Scan the records below. List lines holding "screenshot".

----------------

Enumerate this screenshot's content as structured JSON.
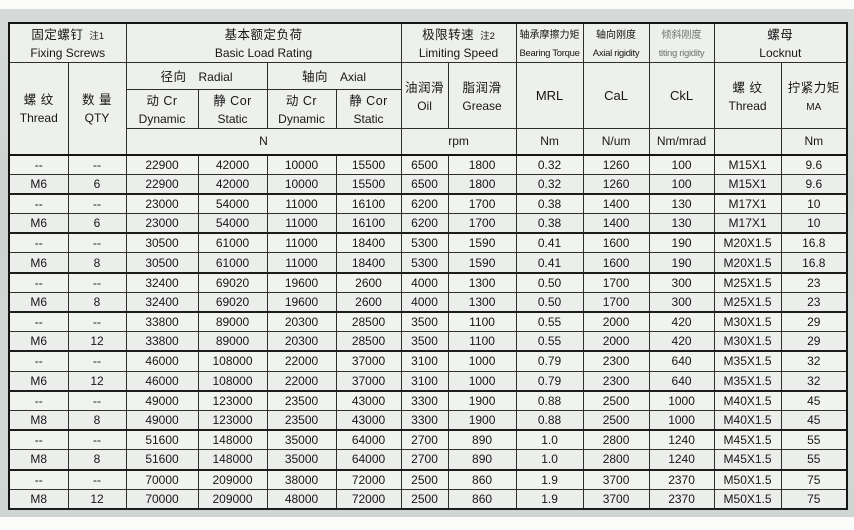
{
  "colors": {
    "paper": "#ced5d3",
    "cell": "#f1f3ef",
    "border": "#151515",
    "text": "#161616"
  },
  "table": {
    "header": {
      "fixing_screws": {
        "zh": "固定螺钉",
        "note": "注1",
        "en": "Fixing Screws"
      },
      "basic_load_rating": {
        "zh": "基本额定负荷",
        "en": "Basic Load Rating"
      },
      "limiting_speed": {
        "zh": "极限转速",
        "note": "注2",
        "en": "Limiting Speed"
      },
      "bearing_torque": {
        "zh": "轴承摩擦力矩",
        "en": "Bearing Torque"
      },
      "axial_rigidity": {
        "zh": "轴向刚度",
        "en": "Axial rigidity"
      },
      "tilting_rigidity": {
        "zh": "倾斜刚度",
        "en": "titing rigidity"
      },
      "locknut": {
        "zh": "螺母",
        "en": "Locknut"
      }
    },
    "subheader": {
      "thread": {
        "zh": "螺 纹",
        "en": "Thread"
      },
      "qty": {
        "zh": "数 量",
        "en": "QTY"
      },
      "radial": {
        "zh": "径向",
        "en": "Radial"
      },
      "axial": {
        "zh": "轴向",
        "en": "Axial"
      },
      "dynamic": {
        "zh": "动 Cr",
        "en": "Dynamic"
      },
      "static": {
        "zh": "静 Cor",
        "en": "Static"
      },
      "oil": {
        "zh": "油润滑",
        "en": "Oil"
      },
      "grease": {
        "zh": "脂润滑",
        "en": "Grease"
      },
      "mrl": "MRL",
      "cal": "CaL",
      "ckl": "CkL",
      "locknut_thread": {
        "zh": "螺 纹",
        "en": "Thread"
      },
      "ma": {
        "zh": "拧紧力矩",
        "en": "MA"
      }
    },
    "units": {
      "load": "N",
      "speed": "rpm",
      "torque": "Nm",
      "axial_rigidity": "N/um",
      "tilting_rigidity": "Nm/mrad",
      "ma": "Nm"
    },
    "rows": [
      [
        "--",
        "--",
        "22900",
        "42000",
        "10000",
        "15500",
        "6500",
        "1800",
        "0.32",
        "1260",
        "100",
        "M15X1",
        "9.6"
      ],
      [
        "M6",
        "6",
        "22900",
        "42000",
        "10000",
        "15500",
        "6500",
        "1800",
        "0.32",
        "1260",
        "100",
        "M15X1",
        "9.6"
      ],
      [
        "--",
        "--",
        "23000",
        "54000",
        "11000",
        "16100",
        "6200",
        "1700",
        "0.38",
        "1400",
        "130",
        "M17X1",
        "10"
      ],
      [
        "M6",
        "6",
        "23000",
        "54000",
        "11000",
        "16100",
        "6200",
        "1700",
        "0.38",
        "1400",
        "130",
        "M17X1",
        "10"
      ],
      [
        "--",
        "--",
        "30500",
        "61000",
        "11000",
        "18400",
        "5300",
        "1590",
        "0.41",
        "1600",
        "190",
        "M20X1.5",
        "16.8"
      ],
      [
        "M6",
        "8",
        "30500",
        "61000",
        "11000",
        "18400",
        "5300",
        "1590",
        "0.41",
        "1600",
        "190",
        "M20X1.5",
        "16.8"
      ],
      [
        "--",
        "--",
        "32400",
        "69020",
        "19600",
        "2600",
        "4000",
        "1300",
        "0.50",
        "1700",
        "300",
        "M25X1.5",
        "23"
      ],
      [
        "M6",
        "8",
        "32400",
        "69020",
        "19600",
        "2600",
        "4000",
        "1300",
        "0.50",
        "1700",
        "300",
        "M25X1.5",
        "23"
      ],
      [
        "--",
        "--",
        "33800",
        "89000",
        "20300",
        "28500",
        "3500",
        "1100",
        "0.55",
        "2000",
        "420",
        "M30X1.5",
        "29"
      ],
      [
        "M6",
        "12",
        "33800",
        "89000",
        "20300",
        "28500",
        "3500",
        "1100",
        "0.55",
        "2000",
        "420",
        "M30X1.5",
        "29"
      ],
      [
        "--",
        "--",
        "46000",
        "108000",
        "22000",
        "37000",
        "3100",
        "1000",
        "0.79",
        "2300",
        "640",
        "M35X1.5",
        "32"
      ],
      [
        "M6",
        "12",
        "46000",
        "108000",
        "22000",
        "37000",
        "3100",
        "1000",
        "0.79",
        "2300",
        "640",
        "M35X1.5",
        "32"
      ],
      [
        "--",
        "--",
        "49000",
        "123000",
        "23500",
        "43000",
        "3300",
        "1900",
        "0.88",
        "2500",
        "1000",
        "M40X1.5",
        "45"
      ],
      [
        "M8",
        "8",
        "49000",
        "123000",
        "23500",
        "43000",
        "3300",
        "1900",
        "0.88",
        "2500",
        "1000",
        "M40X1.5",
        "45"
      ],
      [
        "--",
        "--",
        "51600",
        "148000",
        "35000",
        "64000",
        "2700",
        "890",
        "1.0",
        "2800",
        "1240",
        "M45X1.5",
        "55"
      ],
      [
        "M8",
        "8",
        "51600",
        "148000",
        "35000",
        "64000",
        "2700",
        "890",
        "1.0",
        "2800",
        "1240",
        "M45X1.5",
        "55"
      ],
      [
        "--",
        "--",
        "70000",
        "209000",
        "38000",
        "72000",
        "2500",
        "860",
        "1.9",
        "3700",
        "2370",
        "M50X1.5",
        "75"
      ],
      [
        "M8",
        "12",
        "70000",
        "209000",
        "48000",
        "72000",
        "2500",
        "860",
        "1.9",
        "3700",
        "2370",
        "M50X1.5",
        "75"
      ]
    ]
  }
}
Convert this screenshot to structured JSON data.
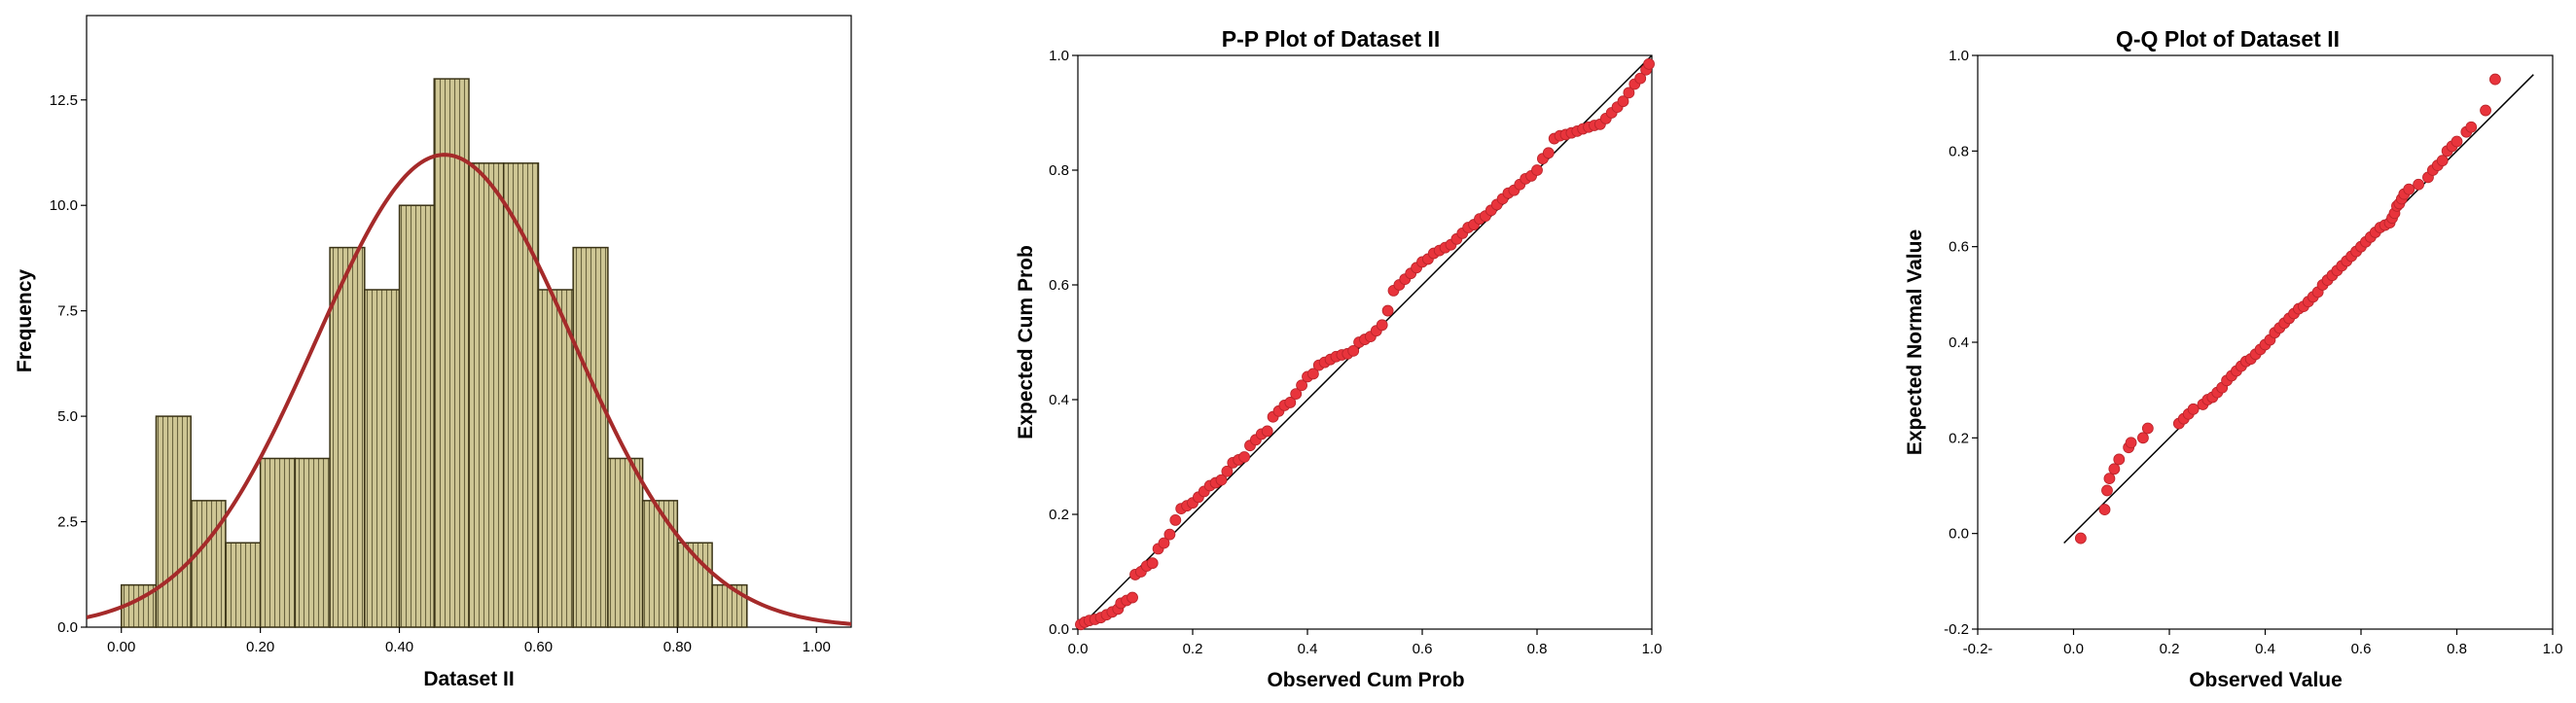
{
  "chart_data": [
    {
      "type": "bar",
      "subtype": "histogram",
      "title": "",
      "xlabel": "Dataset II",
      "ylabel": "Frequency",
      "xlim": [
        -0.05,
        1.05
      ],
      "ylim": [
        0,
        14.5
      ],
      "x_ticks": [
        0.0,
        0.2,
        0.4,
        0.6,
        0.8,
        1.0
      ],
      "x_tick_labels": [
        "0.00",
        "0.20",
        "0.40",
        "0.60",
        "0.80",
        "1.00"
      ],
      "y_ticks": [
        0,
        2.5,
        5,
        7.5,
        10,
        12.5
      ],
      "y_tick_labels": [
        "0.0",
        "2.5",
        "5.0",
        "7.5",
        "10.0",
        "12.5"
      ],
      "bin_width": 0.05,
      "bin_starts": [
        0.0,
        0.05,
        0.1,
        0.15,
        0.2,
        0.25,
        0.3,
        0.35,
        0.4,
        0.45,
        0.5,
        0.55,
        0.6,
        0.65,
        0.7,
        0.75,
        0.8,
        0.85
      ],
      "values": [
        1,
        5,
        3,
        2,
        4,
        4,
        9,
        8,
        10,
        13,
        11,
        11,
        8,
        9,
        4,
        3,
        2,
        1
      ],
      "bar_fill": "#cfc795",
      "bar_stroke": "#3a3316",
      "normal_curve": {
        "mean": 0.465,
        "peak": 11.2,
        "sd": 0.185,
        "color": "#a52a2a"
      },
      "grid": false
    },
    {
      "type": "scatter",
      "title": "P-P Plot of Dataset II",
      "xlabel": "Observed Cum Prob",
      "ylabel": "Expected Cum Prob",
      "xlim": [
        0,
        1
      ],
      "ylim": [
        0,
        1
      ],
      "x_ticks": [
        0,
        0.2,
        0.4,
        0.6,
        0.8,
        1.0
      ],
      "x_tick_labels": [
        "0.0",
        "0.2",
        "0.4",
        "0.6",
        "0.8",
        "1.0"
      ],
      "y_ticks": [
        0,
        0.2,
        0.4,
        0.6,
        0.8,
        1.0
      ],
      "y_tick_labels": [
        "0.0",
        "0.2",
        "0.4",
        "0.6",
        "0.8",
        "1.0"
      ],
      "reference_line": {
        "x": [
          0,
          1
        ],
        "y": [
          0,
          1
        ]
      },
      "point_color": "#e8343c",
      "grid": false,
      "points": [
        [
          0.005,
          0.008
        ],
        [
          0.012,
          0.012
        ],
        [
          0.02,
          0.015
        ],
        [
          0.03,
          0.017
        ],
        [
          0.04,
          0.02
        ],
        [
          0.05,
          0.025
        ],
        [
          0.06,
          0.03
        ],
        [
          0.07,
          0.035
        ],
        [
          0.075,
          0.045
        ],
        [
          0.085,
          0.05
        ],
        [
          0.095,
          0.055
        ],
        [
          0.1,
          0.095
        ],
        [
          0.11,
          0.1
        ],
        [
          0.12,
          0.11
        ],
        [
          0.13,
          0.115
        ],
        [
          0.14,
          0.14
        ],
        [
          0.15,
          0.15
        ],
        [
          0.16,
          0.165
        ],
        [
          0.17,
          0.19
        ],
        [
          0.18,
          0.21
        ],
        [
          0.19,
          0.215
        ],
        [
          0.2,
          0.22
        ],
        [
          0.21,
          0.23
        ],
        [
          0.22,
          0.24
        ],
        [
          0.23,
          0.25
        ],
        [
          0.24,
          0.255
        ],
        [
          0.25,
          0.26
        ],
        [
          0.26,
          0.275
        ],
        [
          0.27,
          0.29
        ],
        [
          0.28,
          0.295
        ],
        [
          0.29,
          0.3
        ],
        [
          0.3,
          0.32
        ],
        [
          0.31,
          0.33
        ],
        [
          0.32,
          0.34
        ],
        [
          0.33,
          0.345
        ],
        [
          0.34,
          0.37
        ],
        [
          0.35,
          0.38
        ],
        [
          0.36,
          0.39
        ],
        [
          0.37,
          0.395
        ],
        [
          0.38,
          0.41
        ],
        [
          0.39,
          0.425
        ],
        [
          0.4,
          0.44
        ],
        [
          0.41,
          0.445
        ],
        [
          0.42,
          0.46
        ],
        [
          0.43,
          0.465
        ],
        [
          0.44,
          0.47
        ],
        [
          0.45,
          0.475
        ],
        [
          0.46,
          0.478
        ],
        [
          0.47,
          0.48
        ],
        [
          0.48,
          0.485
        ],
        [
          0.49,
          0.5
        ],
        [
          0.5,
          0.505
        ],
        [
          0.51,
          0.51
        ],
        [
          0.52,
          0.52
        ],
        [
          0.53,
          0.53
        ],
        [
          0.54,
          0.555
        ],
        [
          0.55,
          0.59
        ],
        [
          0.56,
          0.6
        ],
        [
          0.57,
          0.61
        ],
        [
          0.58,
          0.62
        ],
        [
          0.59,
          0.63
        ],
        [
          0.6,
          0.64
        ],
        [
          0.61,
          0.645
        ],
        [
          0.62,
          0.655
        ],
        [
          0.63,
          0.66
        ],
        [
          0.64,
          0.665
        ],
        [
          0.65,
          0.67
        ],
        [
          0.66,
          0.68
        ],
        [
          0.67,
          0.69
        ],
        [
          0.68,
          0.7
        ],
        [
          0.69,
          0.705
        ],
        [
          0.7,
          0.715
        ],
        [
          0.71,
          0.72
        ],
        [
          0.72,
          0.73
        ],
        [
          0.73,
          0.74
        ],
        [
          0.74,
          0.75
        ],
        [
          0.75,
          0.76
        ],
        [
          0.76,
          0.765
        ],
        [
          0.77,
          0.775
        ],
        [
          0.78,
          0.785
        ],
        [
          0.79,
          0.79
        ],
        [
          0.8,
          0.8
        ],
        [
          0.81,
          0.82
        ],
        [
          0.82,
          0.83
        ],
        [
          0.83,
          0.855
        ],
        [
          0.84,
          0.86
        ],
        [
          0.85,
          0.862
        ],
        [
          0.86,
          0.865
        ],
        [
          0.87,
          0.868
        ],
        [
          0.88,
          0.872
        ],
        [
          0.89,
          0.875
        ],
        [
          0.9,
          0.878
        ],
        [
          0.91,
          0.88
        ],
        [
          0.92,
          0.89
        ],
        [
          0.93,
          0.9
        ],
        [
          0.94,
          0.91
        ],
        [
          0.95,
          0.92
        ],
        [
          0.96,
          0.935
        ],
        [
          0.97,
          0.95
        ],
        [
          0.98,
          0.96
        ],
        [
          0.99,
          0.975
        ],
        [
          0.995,
          0.985
        ]
      ]
    },
    {
      "type": "scatter",
      "title": "Q-Q Plot of Dataset II",
      "xlabel": "Observed Value",
      "ylabel": "Expected Normal Value",
      "xlim": [
        -0.2,
        1.0
      ],
      "ylim": [
        -0.2,
        1.0
      ],
      "x_ticks": [
        -0.2,
        0.0,
        0.2,
        0.4,
        0.6,
        0.8,
        1.0
      ],
      "x_tick_labels": [
        "-0.2-",
        "0.0",
        "0.2",
        "0.4",
        "0.6",
        "0.8",
        "1.0"
      ],
      "y_ticks": [
        -0.2,
        0.0,
        0.2,
        0.4,
        0.6,
        0.8,
        1.0
      ],
      "y_tick_labels": [
        "-0.2",
        "0.0",
        "0.2",
        "0.4",
        "0.6",
        "0.8",
        "1.0"
      ],
      "reference_line": {
        "x": [
          -0.02,
          0.96
        ],
        "y": [
          -0.02,
          0.96
        ]
      },
      "point_color": "#e8343c",
      "grid": false,
      "points": [
        [
          0.015,
          -0.01
        ],
        [
          0.065,
          0.05
        ],
        [
          0.07,
          0.09
        ],
        [
          0.075,
          0.115
        ],
        [
          0.085,
          0.135
        ],
        [
          0.095,
          0.155
        ],
        [
          0.115,
          0.18
        ],
        [
          0.12,
          0.19
        ],
        [
          0.145,
          0.2
        ],
        [
          0.155,
          0.22
        ],
        [
          0.22,
          0.23
        ],
        [
          0.23,
          0.24
        ],
        [
          0.24,
          0.25
        ],
        [
          0.25,
          0.26
        ],
        [
          0.27,
          0.27
        ],
        [
          0.28,
          0.28
        ],
        [
          0.29,
          0.285
        ],
        [
          0.3,
          0.295
        ],
        [
          0.31,
          0.305
        ],
        [
          0.32,
          0.32
        ],
        [
          0.33,
          0.33
        ],
        [
          0.34,
          0.34
        ],
        [
          0.35,
          0.35
        ],
        [
          0.36,
          0.36
        ],
        [
          0.37,
          0.365
        ],
        [
          0.38,
          0.375
        ],
        [
          0.39,
          0.385
        ],
        [
          0.4,
          0.395
        ],
        [
          0.41,
          0.405
        ],
        [
          0.42,
          0.42
        ],
        [
          0.43,
          0.43
        ],
        [
          0.44,
          0.44
        ],
        [
          0.45,
          0.45
        ],
        [
          0.46,
          0.46
        ],
        [
          0.47,
          0.47
        ],
        [
          0.48,
          0.475
        ],
        [
          0.49,
          0.485
        ],
        [
          0.5,
          0.495
        ],
        [
          0.51,
          0.505
        ],
        [
          0.52,
          0.52
        ],
        [
          0.53,
          0.53
        ],
        [
          0.54,
          0.54
        ],
        [
          0.55,
          0.55
        ],
        [
          0.56,
          0.56
        ],
        [
          0.57,
          0.57
        ],
        [
          0.58,
          0.58
        ],
        [
          0.59,
          0.59
        ],
        [
          0.6,
          0.6
        ],
        [
          0.61,
          0.61
        ],
        [
          0.62,
          0.62
        ],
        [
          0.63,
          0.63
        ],
        [
          0.64,
          0.64
        ],
        [
          0.65,
          0.645
        ],
        [
          0.66,
          0.65
        ],
        [
          0.665,
          0.66
        ],
        [
          0.67,
          0.67
        ],
        [
          0.675,
          0.685
        ],
        [
          0.68,
          0.69
        ],
        [
          0.685,
          0.7
        ],
        [
          0.69,
          0.71
        ],
        [
          0.7,
          0.72
        ],
        [
          0.72,
          0.73
        ],
        [
          0.74,
          0.745
        ],
        [
          0.75,
          0.76
        ],
        [
          0.76,
          0.77
        ],
        [
          0.77,
          0.78
        ],
        [
          0.78,
          0.8
        ],
        [
          0.79,
          0.81
        ],
        [
          0.8,
          0.82
        ],
        [
          0.82,
          0.84
        ],
        [
          0.83,
          0.85
        ],
        [
          0.86,
          0.885
        ],
        [
          0.88,
          0.95
        ]
      ]
    }
  ]
}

----------------

TASK RESPONSE -
Enumerate this screenshot's content as structured JSON.
Convert this screenshot to structured JSON data.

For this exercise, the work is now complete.